Render the records as a Markdown table with the columns Row and Line, starting at the line that contains "y-tick-label: 3 <box>25 382 31 394</box>" and running through the end of the records. Number each line in the Row column and leave out blank lines.

#### Raw data ####

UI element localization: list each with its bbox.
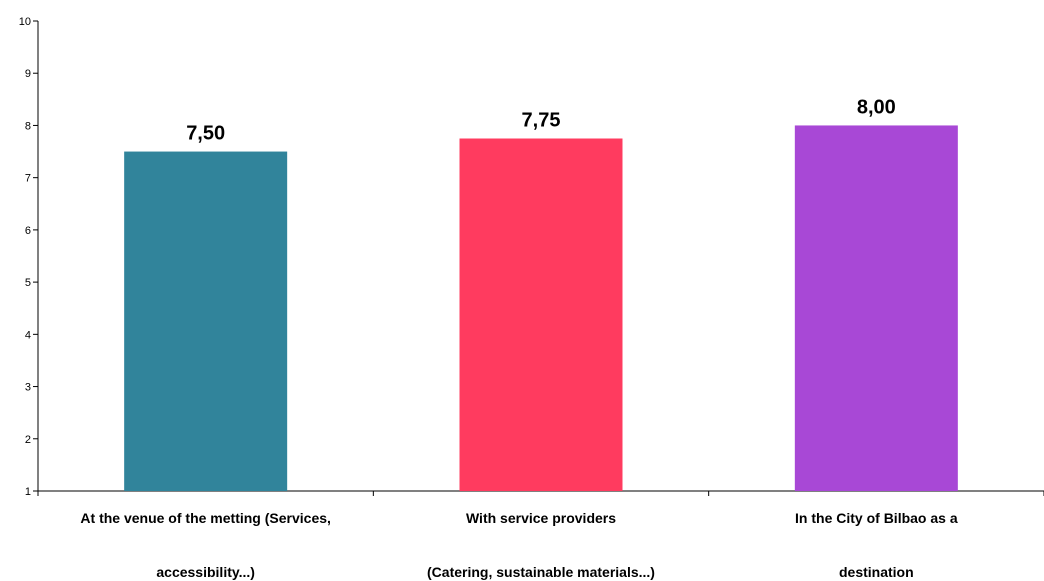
y-tick-label: 3 <box>25 382 31 394</box>
category-label-line1: At the venue of the metting (Services, <box>80 510 331 526</box>
bar <box>124 151 288 492</box>
y-tick-label: 2 <box>25 434 31 446</box>
y-tick-label: 1 <box>25 486 31 498</box>
y-tick-label: 6 <box>25 225 31 237</box>
category-label-line2: (Catering, sustainable materials...) <box>427 564 655 580</box>
y-tick-label: 8 <box>25 120 31 132</box>
labels: 7,50 At the venue of the metting (Service… <box>80 96 957 580</box>
bars <box>124 125 958 492</box>
data-label: 8,00 <box>857 96 896 118</box>
y-tick-label: 5 <box>25 277 31 289</box>
data-label: 7,75 <box>522 110 561 132</box>
category-label-line2: accessibility...) <box>156 564 255 580</box>
category-label-line1: In the City of Bilbao as a <box>795 510 958 526</box>
y-tick-label: 7 <box>25 173 31 185</box>
y-tick-label: 10 <box>19 16 31 28</box>
bar <box>794 125 958 491</box>
bar <box>459 138 623 491</box>
category-label-line1: With service providers <box>466 510 616 526</box>
y-tick-label: 4 <box>25 329 31 341</box>
data-label: 7,50 <box>186 123 225 145</box>
y-tick-label: 9 <box>25 68 31 80</box>
category-label-line2: destination <box>839 564 914 580</box>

####

** Exercise result **
| Row | Line |
|---|---|
| 1 | y-tick-label: 3 <box>25 382 31 394</box> |
| 2 | category-label-line1: At the venue of the metting (Services, <box>80 510 331 526</box> |
| 3 | bar <box>124 151 288 492</box> |
| 4 | y-tick-label: 2 <box>25 434 31 446</box> |
| 5 | y-tick-label: 1 <box>25 486 31 498</box> |
| 6 | y-tick-label: 6 <box>25 225 31 237</box> |
| 7 | category-label-line2: (Catering, sustainable materials...) <box>427 564 655 580</box> |
| 8 | y-tick-label: 8 <box>25 120 31 132</box> |
| 9 | labels: 7,50 At the venue of the metting (Service… <box>80 96 957 580</box> |
| 10 | bars <box>124 125 958 492</box> |
| 11 | data-label: 8,00 <box>857 96 896 118</box> |
| 12 | y-tick-label: 5 <box>25 277 31 289</box> |
| 13 | data-label: 7,75 <box>522 110 561 132</box> |
| 14 | category-label-line2: accessibility...) <box>156 564 255 580</box> |
| 15 | category-label-line1: In the City of Bilbao as a <box>795 510 958 526</box> |
| 16 | y-tick-label: 7 <box>25 173 31 185</box> |
| 17 | y-tick-label: 10 <box>19 16 31 28</box> |
| 18 | bar <box>794 125 958 491</box> |
| 19 | bar <box>459 138 623 491</box> |
| 20 | category-label-line1: With service providers <box>466 510 616 526</box> |
| 21 | y-tick-label: 4 <box>25 329 31 341</box> |
| 22 | data-label: 7,50 <box>186 123 225 145</box> |
| 23 | y-tick-label: 9 <box>25 68 31 80</box> |
| 24 | category-label-line2: destination <box>839 564 914 580</box> |